--- EXTRACT PROVIDED Enclosed Below ---

You know it as pond scum, seaweed, and the slippery green stain on river rocks, but starting soon, sheep at Colorado State University will call it dinner. We’re talking about algae, a diverse group of living organisms once considered plants, but they may actually be more closely related to bacteria. Algae are photosynthetic, producing their own energy from sunlight and can be single-celled organisms or complex, multi-cellular organisms like seaweed.

Algae have recently emerged as one of the most promising sources for biodiesel production, at a time when the price of other biofuel alternatives such as corn, soy, and rice continue to increase. Algae’s growth and productivity is significantly greater than crops like soybeans, and algae production does not compete with use of agricultural lands. Algae production facilities do not require soil for growth, use 99% less water than conventional agriculture, and can be located on non-agricultural land and utilize poor quality water.

One of the very important economical issues in the booming business of algae growth and production is the ability to use algae residue for animal feed. After algae have, in essence, been “squeezed”, for biodiesel, a residue high in protein and fiber is left. Having already run successful trials on rats and rabbits, scientists now want to understand how sheep will respond to a diet supplemented by algal meal. The study aims to determine the relative safety of feeding algal meal to sheep. In addition, because so little data exists on the feasibility of feeding algae extract to animals, this study will be critical to determine the potential impacts (or lack thereof) on metabolism and final body composition of animals, factors which may influence the ability of algae-based biodiesel producers to utilize their co-products.  This data may be critical in establishing Food and Drug Administration recognition to allow this particular algal meal and algal meal from other species to be fed to food animals. Finally, the data from the planned work will contribute important information toward establishing feasibility and enterprise budgets for livestock producers who could potentially use algae extract.

This study is being conducted by a team of partners from both CSU and the algae biofuel start-up company, Solix Biofuels in Fort Collins, CO. The research team is being led by Shawn Archibeque, assistant professor in the Department of Animal Sciences. The project team also includes Terry Engle, Hyungchul Han, and Noa Roman-Muñiz from the Department of Animal Sciences.

Support for this project comes from the $44 million nationwide consortium funded by the U.S. Department of Energy and coordinated through the Donald Danforth Plant Science Center to advance biofuels research. Solix is an alternative energy technology company developing the technology production platform for the large-scale commercialization of microalgae-based fuels and co-products. The privately held company is a spinoff from Colorado State University through the Engines and Energy Conversion Laboratory.

--- End of Enclosed EXTRACT PROVIDED ---

» ABOUT THIS EXERCISE
Set down the section of the algae-feed passage from "This study is" to "Energy Conversion Laboratory.", keeping its wording unchanged.

--- RECORDS SHOWN Enclosed Below ---

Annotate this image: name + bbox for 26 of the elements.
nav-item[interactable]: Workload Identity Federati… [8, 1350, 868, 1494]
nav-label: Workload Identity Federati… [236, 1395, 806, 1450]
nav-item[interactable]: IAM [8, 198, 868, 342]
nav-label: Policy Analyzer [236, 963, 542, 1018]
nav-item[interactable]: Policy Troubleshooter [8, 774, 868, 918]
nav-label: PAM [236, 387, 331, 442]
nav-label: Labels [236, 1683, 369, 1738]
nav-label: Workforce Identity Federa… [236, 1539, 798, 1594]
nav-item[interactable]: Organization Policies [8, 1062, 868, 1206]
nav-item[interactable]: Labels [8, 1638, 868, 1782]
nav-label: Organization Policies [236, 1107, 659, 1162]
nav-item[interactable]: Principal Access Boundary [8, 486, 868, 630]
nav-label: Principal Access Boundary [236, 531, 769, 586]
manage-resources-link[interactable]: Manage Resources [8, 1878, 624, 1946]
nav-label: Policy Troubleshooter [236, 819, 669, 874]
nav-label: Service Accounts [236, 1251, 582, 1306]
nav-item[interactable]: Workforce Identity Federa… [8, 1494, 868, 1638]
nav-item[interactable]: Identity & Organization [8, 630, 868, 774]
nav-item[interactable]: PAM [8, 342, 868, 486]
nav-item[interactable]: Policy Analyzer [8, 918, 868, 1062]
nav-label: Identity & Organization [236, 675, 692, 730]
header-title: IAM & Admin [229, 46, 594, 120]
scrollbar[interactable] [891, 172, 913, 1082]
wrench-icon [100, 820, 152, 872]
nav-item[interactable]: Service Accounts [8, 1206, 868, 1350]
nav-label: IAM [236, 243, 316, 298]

--- End of Enclosed RECORDS SHOWN ---

» EXPECTED OUTPUT
This study is being conducted by a team of partners from both CSU and the algae biofuel start-up company, Solix Biofuels in Fort Collins, CO. The research team is being led by Shawn Archibeque, assistant professor in the Department of Animal Sciences. The project team also includes Terry Engle, Hyungchul Han, and Noa Roman-Muñiz from the Department of Animal Sciences.

Support for this project comes from the $44 million nationwide consortium funded by the U.S. Department of Energy and coordinated through the Donald Danforth Plant Science Center to advance biofuels research. Solix is an alternative energy technology company developing the technology production platform for the large-scale commercialization of microalgae-based fuels and co-products. The privately held company is a spinoff from Colorado State University through the Engines and Energy Conversion Laboratory.